Records for this task section start

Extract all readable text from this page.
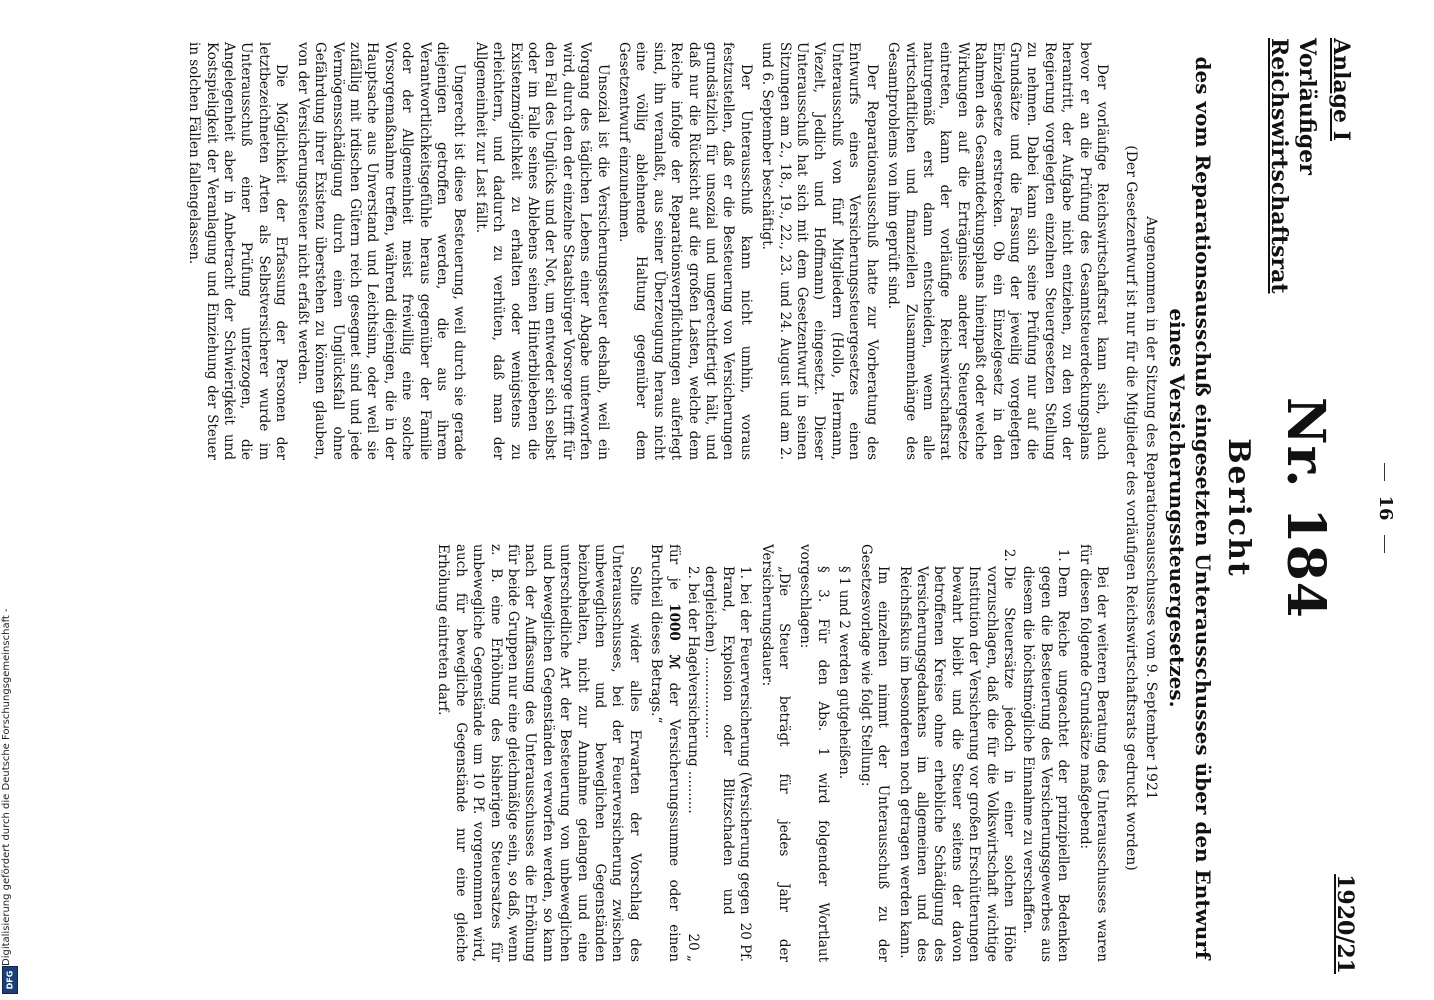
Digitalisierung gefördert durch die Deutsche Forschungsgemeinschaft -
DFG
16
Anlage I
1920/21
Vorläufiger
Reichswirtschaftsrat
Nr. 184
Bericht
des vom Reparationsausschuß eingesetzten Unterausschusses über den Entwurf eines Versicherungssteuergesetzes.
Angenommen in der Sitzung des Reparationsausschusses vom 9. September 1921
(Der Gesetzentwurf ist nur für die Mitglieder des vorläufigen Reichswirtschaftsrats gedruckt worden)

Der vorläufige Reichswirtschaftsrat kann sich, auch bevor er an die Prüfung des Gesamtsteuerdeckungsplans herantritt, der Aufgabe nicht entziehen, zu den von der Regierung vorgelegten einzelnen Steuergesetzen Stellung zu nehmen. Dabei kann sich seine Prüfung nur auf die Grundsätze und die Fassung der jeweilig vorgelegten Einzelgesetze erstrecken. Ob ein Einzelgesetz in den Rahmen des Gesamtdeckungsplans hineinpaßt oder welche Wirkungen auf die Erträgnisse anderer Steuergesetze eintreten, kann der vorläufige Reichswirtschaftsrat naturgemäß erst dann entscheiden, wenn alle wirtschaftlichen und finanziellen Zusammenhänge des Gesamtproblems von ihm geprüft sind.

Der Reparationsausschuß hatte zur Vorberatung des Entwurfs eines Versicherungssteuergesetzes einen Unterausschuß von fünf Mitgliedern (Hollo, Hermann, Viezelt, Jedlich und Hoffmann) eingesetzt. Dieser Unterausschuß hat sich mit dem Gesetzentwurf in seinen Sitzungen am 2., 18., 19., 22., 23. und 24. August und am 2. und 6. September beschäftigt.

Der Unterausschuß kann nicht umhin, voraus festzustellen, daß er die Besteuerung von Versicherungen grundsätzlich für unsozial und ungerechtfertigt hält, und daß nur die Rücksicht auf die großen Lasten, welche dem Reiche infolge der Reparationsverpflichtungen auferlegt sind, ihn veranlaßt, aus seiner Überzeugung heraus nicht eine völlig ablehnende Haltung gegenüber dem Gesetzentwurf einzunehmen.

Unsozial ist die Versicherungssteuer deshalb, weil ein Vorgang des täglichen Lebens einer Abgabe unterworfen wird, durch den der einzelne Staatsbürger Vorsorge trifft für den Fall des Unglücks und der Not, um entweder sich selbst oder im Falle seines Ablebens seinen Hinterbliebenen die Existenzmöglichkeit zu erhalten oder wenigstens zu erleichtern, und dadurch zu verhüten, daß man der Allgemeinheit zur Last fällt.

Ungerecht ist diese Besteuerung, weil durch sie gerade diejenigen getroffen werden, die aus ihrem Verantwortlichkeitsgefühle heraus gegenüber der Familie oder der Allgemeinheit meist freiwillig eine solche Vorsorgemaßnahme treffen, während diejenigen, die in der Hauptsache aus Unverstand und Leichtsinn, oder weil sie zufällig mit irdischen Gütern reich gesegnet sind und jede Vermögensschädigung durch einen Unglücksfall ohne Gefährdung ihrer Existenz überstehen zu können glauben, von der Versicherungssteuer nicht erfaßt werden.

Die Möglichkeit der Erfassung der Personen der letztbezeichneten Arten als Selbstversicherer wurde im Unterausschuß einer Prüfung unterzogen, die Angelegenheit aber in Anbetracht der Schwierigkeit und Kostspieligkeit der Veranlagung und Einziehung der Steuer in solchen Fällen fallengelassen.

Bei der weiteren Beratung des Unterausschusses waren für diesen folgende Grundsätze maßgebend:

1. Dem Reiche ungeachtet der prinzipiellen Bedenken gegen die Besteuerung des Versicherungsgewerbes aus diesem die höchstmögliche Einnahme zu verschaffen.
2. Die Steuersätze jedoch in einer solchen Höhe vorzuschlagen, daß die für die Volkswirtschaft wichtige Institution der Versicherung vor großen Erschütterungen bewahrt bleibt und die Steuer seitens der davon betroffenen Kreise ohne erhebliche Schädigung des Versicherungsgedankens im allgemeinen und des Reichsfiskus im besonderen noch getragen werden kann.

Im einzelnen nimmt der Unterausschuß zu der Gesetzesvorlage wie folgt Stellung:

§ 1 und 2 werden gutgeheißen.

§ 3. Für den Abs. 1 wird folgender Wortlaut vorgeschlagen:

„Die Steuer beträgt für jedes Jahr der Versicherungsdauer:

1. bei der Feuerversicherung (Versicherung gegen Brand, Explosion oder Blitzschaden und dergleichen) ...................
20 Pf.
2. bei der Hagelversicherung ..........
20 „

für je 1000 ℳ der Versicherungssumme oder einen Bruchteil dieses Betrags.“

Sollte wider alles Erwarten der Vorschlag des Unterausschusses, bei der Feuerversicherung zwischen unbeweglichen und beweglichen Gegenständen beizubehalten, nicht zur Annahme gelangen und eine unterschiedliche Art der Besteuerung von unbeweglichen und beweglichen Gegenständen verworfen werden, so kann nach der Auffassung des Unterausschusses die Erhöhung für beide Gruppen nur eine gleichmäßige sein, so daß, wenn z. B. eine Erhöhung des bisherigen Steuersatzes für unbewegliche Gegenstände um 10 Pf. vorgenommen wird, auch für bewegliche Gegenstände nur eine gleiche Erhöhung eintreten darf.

Records for this task section end
Records for this task section start

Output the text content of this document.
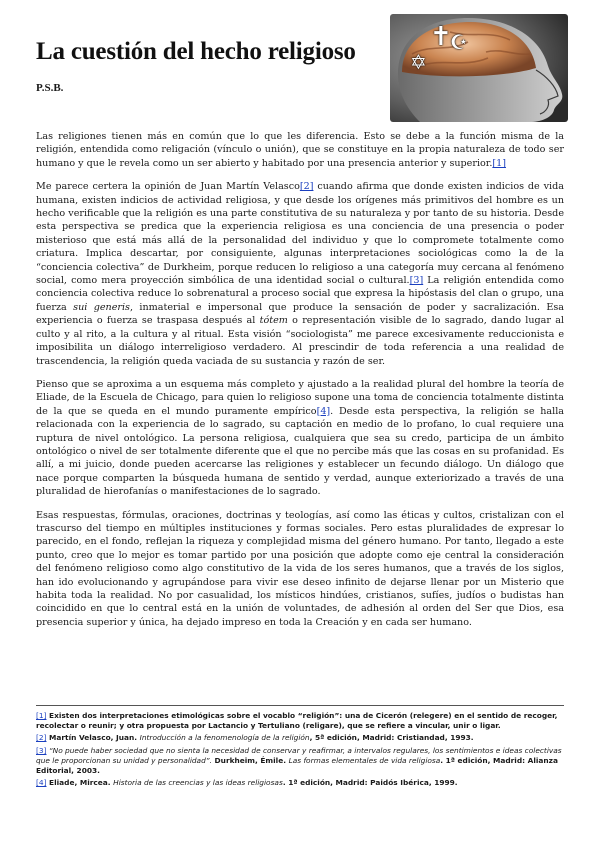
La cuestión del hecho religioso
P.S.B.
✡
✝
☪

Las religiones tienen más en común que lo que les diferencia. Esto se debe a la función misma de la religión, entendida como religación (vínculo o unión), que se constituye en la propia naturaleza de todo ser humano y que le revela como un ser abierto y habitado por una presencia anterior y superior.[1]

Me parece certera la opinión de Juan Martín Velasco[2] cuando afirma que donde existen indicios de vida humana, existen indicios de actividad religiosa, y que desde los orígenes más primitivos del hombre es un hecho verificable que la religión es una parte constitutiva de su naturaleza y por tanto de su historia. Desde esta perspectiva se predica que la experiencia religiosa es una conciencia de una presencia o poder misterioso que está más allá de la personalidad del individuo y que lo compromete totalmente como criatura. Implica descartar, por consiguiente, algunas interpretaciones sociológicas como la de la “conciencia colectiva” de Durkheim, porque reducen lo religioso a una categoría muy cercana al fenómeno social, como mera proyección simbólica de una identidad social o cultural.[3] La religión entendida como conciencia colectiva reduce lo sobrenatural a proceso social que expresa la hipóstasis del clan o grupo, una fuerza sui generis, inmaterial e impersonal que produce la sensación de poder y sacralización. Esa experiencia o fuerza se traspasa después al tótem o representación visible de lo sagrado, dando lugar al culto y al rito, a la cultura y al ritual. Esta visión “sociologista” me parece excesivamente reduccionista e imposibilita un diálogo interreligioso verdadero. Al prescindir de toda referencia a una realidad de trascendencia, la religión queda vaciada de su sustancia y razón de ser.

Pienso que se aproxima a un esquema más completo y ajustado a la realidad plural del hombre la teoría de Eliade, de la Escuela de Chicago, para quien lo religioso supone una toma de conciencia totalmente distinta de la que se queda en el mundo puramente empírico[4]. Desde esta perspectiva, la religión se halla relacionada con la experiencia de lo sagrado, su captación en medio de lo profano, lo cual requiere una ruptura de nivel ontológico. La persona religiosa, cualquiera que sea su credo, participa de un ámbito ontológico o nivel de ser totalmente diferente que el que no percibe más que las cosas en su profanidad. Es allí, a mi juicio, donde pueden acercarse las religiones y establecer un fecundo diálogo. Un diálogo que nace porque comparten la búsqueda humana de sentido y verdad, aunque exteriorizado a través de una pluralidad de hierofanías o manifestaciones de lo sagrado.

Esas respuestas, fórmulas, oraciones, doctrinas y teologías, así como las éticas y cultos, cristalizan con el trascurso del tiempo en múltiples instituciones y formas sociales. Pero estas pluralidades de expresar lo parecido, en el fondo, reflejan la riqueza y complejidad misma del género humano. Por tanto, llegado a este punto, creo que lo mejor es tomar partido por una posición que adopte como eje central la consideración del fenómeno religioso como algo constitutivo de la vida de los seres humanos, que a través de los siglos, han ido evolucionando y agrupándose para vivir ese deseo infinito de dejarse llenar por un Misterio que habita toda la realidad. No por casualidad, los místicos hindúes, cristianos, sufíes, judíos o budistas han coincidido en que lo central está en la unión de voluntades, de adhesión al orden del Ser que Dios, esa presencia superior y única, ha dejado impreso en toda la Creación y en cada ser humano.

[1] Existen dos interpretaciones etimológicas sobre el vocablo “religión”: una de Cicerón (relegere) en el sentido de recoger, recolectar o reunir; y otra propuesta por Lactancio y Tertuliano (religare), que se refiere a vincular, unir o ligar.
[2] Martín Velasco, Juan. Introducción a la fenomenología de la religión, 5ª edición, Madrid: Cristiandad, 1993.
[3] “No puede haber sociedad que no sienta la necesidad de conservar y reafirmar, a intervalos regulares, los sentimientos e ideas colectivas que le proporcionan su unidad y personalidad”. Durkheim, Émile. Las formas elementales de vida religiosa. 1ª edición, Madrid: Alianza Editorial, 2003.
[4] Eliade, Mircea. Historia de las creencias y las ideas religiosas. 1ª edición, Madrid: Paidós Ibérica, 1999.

Records for this task section end

__Aim of the task__: Tally each line in the data that holds the word "Stellung"; write only the total.

__Reply to the task__: 2